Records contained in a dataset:
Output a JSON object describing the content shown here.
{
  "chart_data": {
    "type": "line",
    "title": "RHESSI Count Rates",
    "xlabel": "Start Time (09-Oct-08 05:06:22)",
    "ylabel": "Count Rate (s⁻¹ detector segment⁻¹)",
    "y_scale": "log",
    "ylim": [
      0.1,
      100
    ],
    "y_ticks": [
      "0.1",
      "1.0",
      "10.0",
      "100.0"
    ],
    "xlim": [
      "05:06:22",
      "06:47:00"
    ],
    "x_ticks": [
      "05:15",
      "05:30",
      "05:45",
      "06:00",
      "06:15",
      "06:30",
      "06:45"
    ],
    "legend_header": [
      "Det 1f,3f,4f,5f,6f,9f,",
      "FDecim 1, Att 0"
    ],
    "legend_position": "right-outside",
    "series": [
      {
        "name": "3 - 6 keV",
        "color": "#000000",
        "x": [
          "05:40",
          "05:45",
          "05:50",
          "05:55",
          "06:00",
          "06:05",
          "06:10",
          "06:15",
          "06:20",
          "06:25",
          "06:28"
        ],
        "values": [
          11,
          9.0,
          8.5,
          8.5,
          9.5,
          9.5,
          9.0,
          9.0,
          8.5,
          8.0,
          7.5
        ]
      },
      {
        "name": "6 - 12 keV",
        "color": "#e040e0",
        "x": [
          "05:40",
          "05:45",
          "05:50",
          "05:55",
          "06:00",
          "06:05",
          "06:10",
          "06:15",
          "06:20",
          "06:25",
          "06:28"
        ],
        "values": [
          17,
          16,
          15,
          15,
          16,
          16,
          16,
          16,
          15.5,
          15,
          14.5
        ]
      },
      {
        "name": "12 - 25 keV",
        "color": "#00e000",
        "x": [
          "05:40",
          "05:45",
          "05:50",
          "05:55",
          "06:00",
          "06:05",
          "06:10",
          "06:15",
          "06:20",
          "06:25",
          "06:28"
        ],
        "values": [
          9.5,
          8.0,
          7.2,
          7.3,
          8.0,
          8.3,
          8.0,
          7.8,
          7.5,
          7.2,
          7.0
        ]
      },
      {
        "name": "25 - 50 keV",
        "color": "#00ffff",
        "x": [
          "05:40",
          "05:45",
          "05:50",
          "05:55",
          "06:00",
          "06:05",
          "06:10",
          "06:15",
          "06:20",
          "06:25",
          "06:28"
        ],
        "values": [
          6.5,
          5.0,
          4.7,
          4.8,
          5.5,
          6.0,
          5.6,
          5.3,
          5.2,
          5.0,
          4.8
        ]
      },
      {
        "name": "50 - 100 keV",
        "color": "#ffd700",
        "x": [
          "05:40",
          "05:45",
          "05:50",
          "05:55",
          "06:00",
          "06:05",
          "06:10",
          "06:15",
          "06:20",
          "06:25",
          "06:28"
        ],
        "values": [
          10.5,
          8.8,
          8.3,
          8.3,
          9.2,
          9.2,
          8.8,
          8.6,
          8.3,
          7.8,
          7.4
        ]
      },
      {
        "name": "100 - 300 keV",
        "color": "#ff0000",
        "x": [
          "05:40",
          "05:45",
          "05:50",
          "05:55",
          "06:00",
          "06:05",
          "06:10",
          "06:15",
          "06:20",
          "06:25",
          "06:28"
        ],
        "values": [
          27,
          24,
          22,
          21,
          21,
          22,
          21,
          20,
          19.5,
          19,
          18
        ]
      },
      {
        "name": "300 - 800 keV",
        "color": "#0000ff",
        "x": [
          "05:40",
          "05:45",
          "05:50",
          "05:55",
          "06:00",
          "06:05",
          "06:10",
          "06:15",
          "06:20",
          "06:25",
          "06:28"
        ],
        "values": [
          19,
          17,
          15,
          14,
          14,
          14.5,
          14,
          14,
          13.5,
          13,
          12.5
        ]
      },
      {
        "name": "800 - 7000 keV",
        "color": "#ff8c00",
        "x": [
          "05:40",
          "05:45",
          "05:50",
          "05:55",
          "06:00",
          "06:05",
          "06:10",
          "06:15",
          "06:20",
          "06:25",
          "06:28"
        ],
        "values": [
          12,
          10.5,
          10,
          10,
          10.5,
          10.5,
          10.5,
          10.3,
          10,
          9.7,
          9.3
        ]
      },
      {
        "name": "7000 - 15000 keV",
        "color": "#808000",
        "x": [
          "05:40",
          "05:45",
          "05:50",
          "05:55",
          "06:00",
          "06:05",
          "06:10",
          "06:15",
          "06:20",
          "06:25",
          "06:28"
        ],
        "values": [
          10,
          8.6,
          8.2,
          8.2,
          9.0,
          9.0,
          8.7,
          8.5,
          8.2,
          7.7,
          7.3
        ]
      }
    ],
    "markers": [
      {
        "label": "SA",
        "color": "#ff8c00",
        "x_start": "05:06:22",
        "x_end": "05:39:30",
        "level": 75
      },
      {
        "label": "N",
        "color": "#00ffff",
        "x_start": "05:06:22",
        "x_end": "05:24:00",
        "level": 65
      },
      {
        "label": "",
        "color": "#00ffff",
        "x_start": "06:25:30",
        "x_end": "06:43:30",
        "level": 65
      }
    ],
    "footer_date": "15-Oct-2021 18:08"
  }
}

◆ TASK OBJECTIVE
Output the whole listing above again, word for word.

◆ ANSWER TO THE TASK
Output a JSON object describing the content shown here.
{
  "chart_data": {
    "type": "line",
    "title": "RHESSI Count Rates",
    "xlabel": "Start Time (09-Oct-08 05:06:22)",
    "ylabel": "Count Rate (s⁻¹ detector segment⁻¹)",
    "y_scale": "log",
    "ylim": [
      0.1,
      100
    ],
    "y_ticks": [
      "0.1",
      "1.0",
      "10.0",
      "100.0"
    ],
    "xlim": [
      "05:06:22",
      "06:47:00"
    ],
    "x_ticks": [
      "05:15",
      "05:30",
      "05:45",
      "06:00",
      "06:15",
      "06:30",
      "06:45"
    ],
    "legend_header": [
      "Det 1f,3f,4f,5f,6f,9f,",
      "FDecim 1, Att 0"
    ],
    "legend_position": "right-outside",
    "series": [
      {
        "name": "3 - 6 keV",
        "color": "#000000",
        "x": [
          "05:40",
          "05:45",
          "05:50",
          "05:55",
          "06:00",
          "06:05",
          "06:10",
          "06:15",
          "06:20",
          "06:25",
          "06:28"
        ],
        "values": [
          11,
          9.0,
          8.5,
          8.5,
          9.5,
          9.5,
          9.0,
          9.0,
          8.5,
          8.0,
          7.5
        ]
      },
      {
        "name": "6 - 12 keV",
        "color": "#e040e0",
        "x": [
          "05:40",
          "05:45",
          "05:50",
          "05:55",
          "06:00",
          "06:05",
          "06:10",
          "06:15",
          "06:20",
          "06:25",
          "06:28"
        ],
        "values": [
          17,
          16,
          15,
          15,
          16,
          16,
          16,
          16,
          15.5,
          15,
          14.5
        ]
      },
      {
        "name": "12 - 25 keV",
        "color": "#00e000",
        "x": [
          "05:40",
          "05:45",
          "05:50",
          "05:55",
          "06:00",
          "06:05",
          "06:10",
          "06:15",
          "06:20",
          "06:25",
          "06:28"
        ],
        "values": [
          9.5,
          8.0,
          7.2,
          7.3,
          8.0,
          8.3,
          8.0,
          7.8,
          7.5,
          7.2,
          7.0
        ]
      },
      {
        "name": "25 - 50 keV",
        "color": "#00ffff",
        "x": [
          "05:40",
          "05:45",
          "05:50",
          "05:55",
          "06:00",
          "06:05",
          "06:10",
          "06:15",
          "06:20",
          "06:25",
          "06:28"
        ],
        "values": [
          6.5,
          5.0,
          4.7,
          4.8,
          5.5,
          6.0,
          5.6,
          5.3,
          5.2,
          5.0,
          4.8
        ]
      },
      {
        "name": "50 - 100 keV",
        "color": "#ffd700",
        "x": [
          "05:40",
          "05:45",
          "05:50",
          "05:55",
          "06:00",
          "06:05",
          "06:10",
          "06:15",
          "06:20",
          "06:25",
          "06:28"
        ],
        "values": [
          10.5,
          8.8,
          8.3,
          8.3,
          9.2,
          9.2,
          8.8,
          8.6,
          8.3,
          7.8,
          7.4
        ]
      },
      {
        "name": "100 - 300 keV",
        "color": "#ff0000",
        "x": [
          "05:40",
          "05:45",
          "05:50",
          "05:55",
          "06:00",
          "06:05",
          "06:10",
          "06:15",
          "06:20",
          "06:25",
          "06:28"
        ],
        "values": [
          27,
          24,
          22,
          21,
          21,
          22,
          21,
          20,
          19.5,
          19,
          18
        ]
      },
      {
        "name": "300 - 800 keV",
        "color": "#0000ff",
        "x": [
          "05:40",
          "05:45",
          "05:50",
          "05:55",
          "06:00",
          "06:05",
          "06:10",
          "06:15",
          "06:20",
          "06:25",
          "06:28"
        ],
        "values": [
          19,
          17,
          15,
          14,
          14,
          14.5,
          14,
          14,
          13.5,
          13,
          12.5
        ]
      },
      {
        "name": "800 - 7000 keV",
        "color": "#ff8c00",
        "x": [
          "05:40",
          "05:45",
          "05:50",
          "05:55",
          "06:00",
          "06:05",
          "06:10",
          "06:15",
          "06:20",
          "06:25",
          "06:28"
        ],
        "values": [
          12,
          10.5,
          10,
          10,
          10.5,
          10.5,
          10.5,
          10.3,
          10,
          9.7,
          9.3
        ]
      },
      {
        "name": "7000 - 15000 keV",
        "color": "#808000",
        "x": [
          "05:40",
          "05:45",
          "05:50",
          "05:55",
          "06:00",
          "06:05",
          "06:10",
          "06:15",
          "06:20",
          "06:25",
          "06:28"
        ],
        "values": [
          10,
          8.6,
          8.2,
          8.2,
          9.0,
          9.0,
          8.7,
          8.5,
          8.2,
          7.7,
          7.3
        ]
      }
    ],
    "markers": [
      {
        "label": "SA",
        "color": "#ff8c00",
        "x_start": "05:06:22",
        "x_end": "05:39:30",
        "level": 75
      },
      {
        "label": "N",
        "color": "#00ffff",
        "x_start": "05:06:22",
        "x_end": "05:24:00",
        "level": 65
      },
      {
        "label": "",
        "color": "#00ffff",
        "x_start": "06:25:30",
        "x_end": "06:43:30",
        "level": 65
      }
    ],
    "footer_date": "15-Oct-2021 18:08"
  }
}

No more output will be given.